(Collection entries)
* * * * * * * * *

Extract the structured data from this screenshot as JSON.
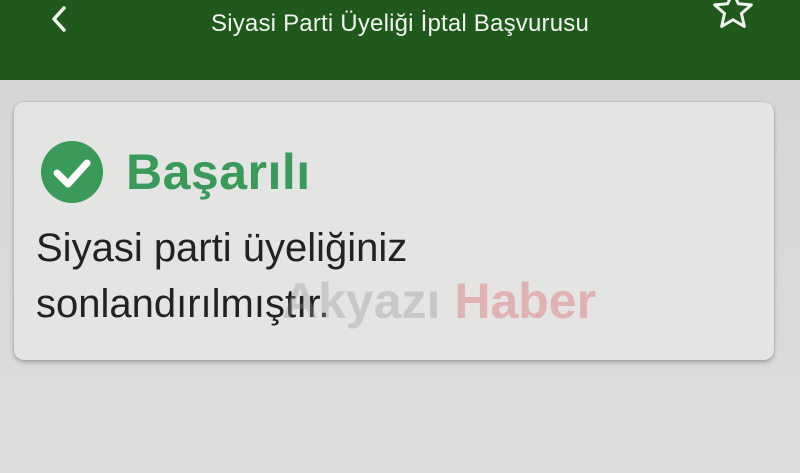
{
  "header": {
    "title": "Siyasi Parti Üyeliği İptal Başvurusu",
    "back_icon": "chevron-left-icon",
    "favorite_icon": "star-outline-icon"
  },
  "result_card": {
    "status_icon": "check-circle-icon",
    "status_title": "Başarılı",
    "message": "Siyasi parti üyeliğiniz sonlandırılmıştır."
  },
  "watermark": {
    "part1": "Akyazı",
    "part2": "Haber"
  },
  "colors": {
    "header_bg": "#1f5a1c",
    "success_green": "#3a9a5a",
    "text_dark": "#222222"
  }
}
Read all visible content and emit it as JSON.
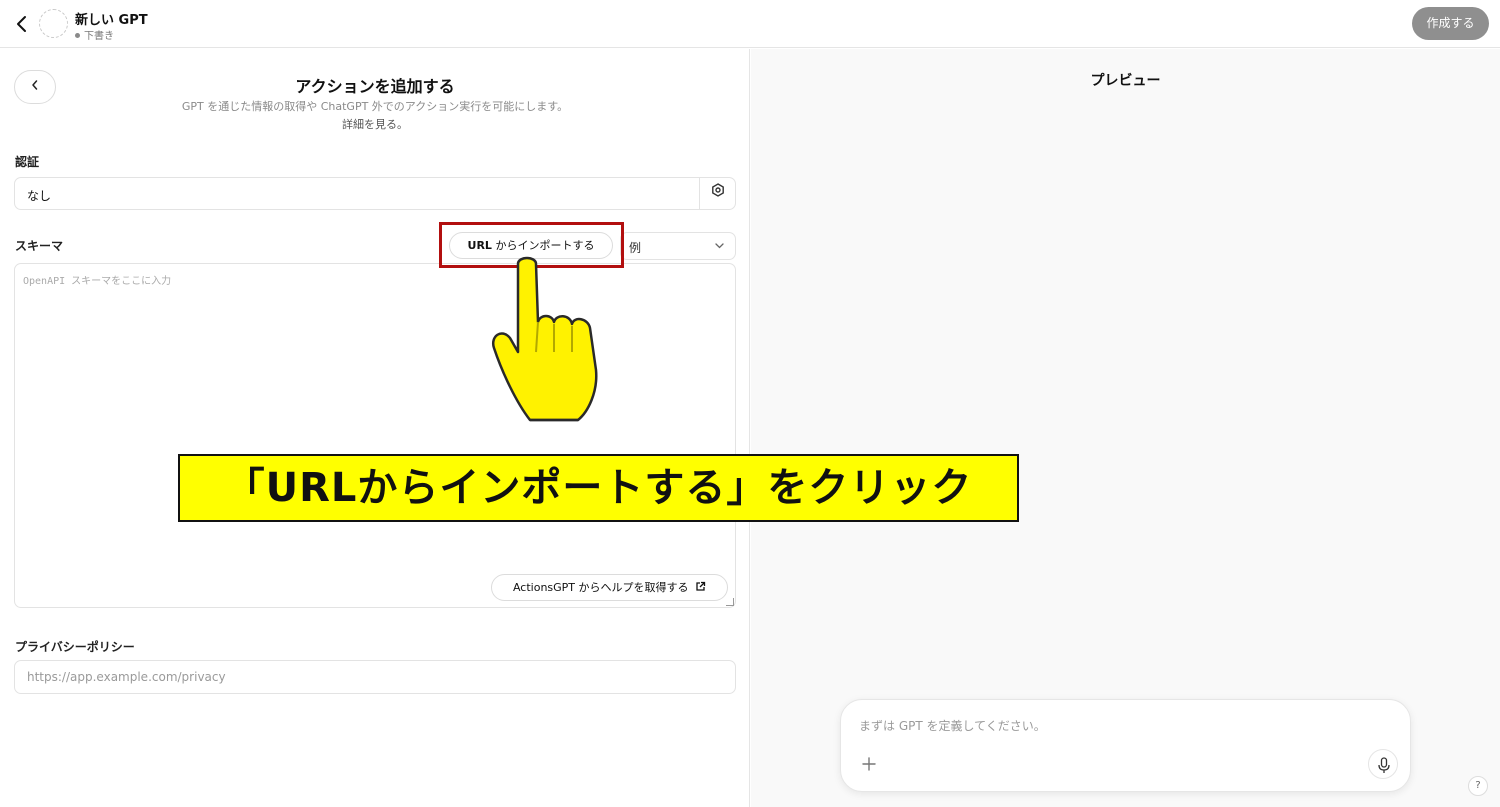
{
  "topbar": {
    "gpt_name": "新しい GPT",
    "gpt_status": "下書き",
    "create_label": "作成する"
  },
  "left": {
    "back_symbol": "‹",
    "title": "アクションを追加する",
    "subtitle": "GPT を通じた情報の取得や ChatGPT 外でのアクション実行を可能にします。",
    "more_link": "詳細を見る。",
    "auth": {
      "label": "認証",
      "value": "なし",
      "icon": "gear-icon"
    },
    "schema": {
      "label": "スキーマ",
      "import_prefix": "URL",
      "import_suffix": " からインポートする",
      "example_label": "例",
      "placeholder": "OpenAPI スキーマをここに入力",
      "help_button": "ActionsGPT からヘルプを取得する"
    },
    "privacy": {
      "label": "プライバシーポリシー",
      "placeholder": "https://app.example.com/privacy"
    }
  },
  "right": {
    "preview_title": "プレビュー",
    "chat_placeholder": "まずは GPT を定義してください。",
    "help_symbol": "?"
  },
  "annotation": {
    "callout_text": "「URLからインポートする」をクリック",
    "box_color": "#b20f0f",
    "callout_bg": "#ffff00"
  }
}
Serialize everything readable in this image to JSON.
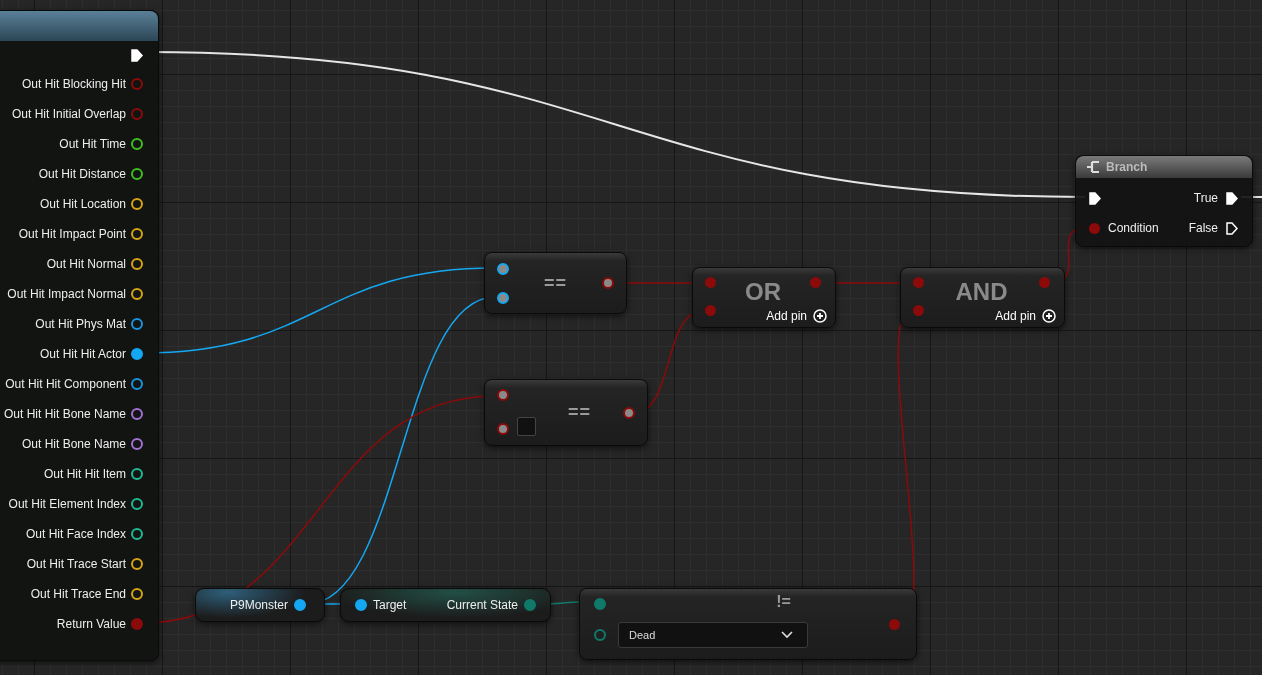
{
  "break_node": {
    "exec_connected": true,
    "pins": [
      {
        "label": "Out Hit Blocking Hit",
        "color": "#8c0a0a",
        "connected": false
      },
      {
        "label": "Out Hit Initial Overlap",
        "color": "#8c0a0a",
        "connected": false
      },
      {
        "label": "Out Hit Time",
        "color": "#3fbf1f",
        "connected": false
      },
      {
        "label": "Out Hit Distance",
        "color": "#3fbf1f",
        "connected": false
      },
      {
        "label": "Out Hit Location",
        "color": "#d6a315",
        "connected": false
      },
      {
        "label": "Out Hit Impact Point",
        "color": "#d6a315",
        "connected": false
      },
      {
        "label": "Out Hit Normal",
        "color": "#d6a315",
        "connected": false
      },
      {
        "label": "Out Hit Impact Normal",
        "color": "#d6a315",
        "connected": false
      },
      {
        "label": "Out Hit Phys Mat",
        "color": "#1b92dc",
        "connected": false
      },
      {
        "label": "Out Hit Hit Actor",
        "color": "#14a8f2",
        "connected": true
      },
      {
        "label": "Out Hit Hit Component",
        "color": "#1b92dc",
        "connected": false
      },
      {
        "label": "Out Hit Hit Bone Name",
        "color": "#a36fd6",
        "connected": false
      },
      {
        "label": "Out Hit Bone Name",
        "color": "#a36fd6",
        "connected": false
      },
      {
        "label": "Out Hit Hit Item",
        "color": "#1fb895",
        "connected": false
      },
      {
        "label": "Out Hit Element Index",
        "color": "#1fb895",
        "connected": false
      },
      {
        "label": "Out Hit Face Index",
        "color": "#1fb895",
        "connected": false
      },
      {
        "label": "Out Hit Trace Start",
        "color": "#d6a315",
        "connected": false
      },
      {
        "label": "Out Hit Trace End",
        "color": "#d6a315",
        "connected": false
      },
      {
        "label": "Return Value",
        "color": "#8c0a0a",
        "connected": true
      }
    ]
  },
  "compare_nodes": [
    {
      "symbol": "==",
      "kind": "object"
    },
    {
      "symbol": "==",
      "kind": "literal"
    }
  ],
  "logic_nodes": [
    {
      "title": "OR",
      "add_pin": "Add pin"
    },
    {
      "title": "AND",
      "add_pin": "Add pin"
    }
  ],
  "branch": {
    "title": "Branch",
    "condition": "Condition",
    "true_label": "True",
    "false_label": "False",
    "true_connected": true,
    "false_connected": false
  },
  "variable": {
    "label": "P9Monster"
  },
  "getter": {
    "input": "Target",
    "output": "Current State"
  },
  "not_equal": {
    "symbol": "!=",
    "value": "Dead"
  }
}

* * * * * * * * *

▶ EXERCISE: Each line in the listing above that contains "Trace" should be copied.

▶ TASK RESPONSE:
        "label": "Out Hit Trace Start",
        "label": "Out Hit Trace End",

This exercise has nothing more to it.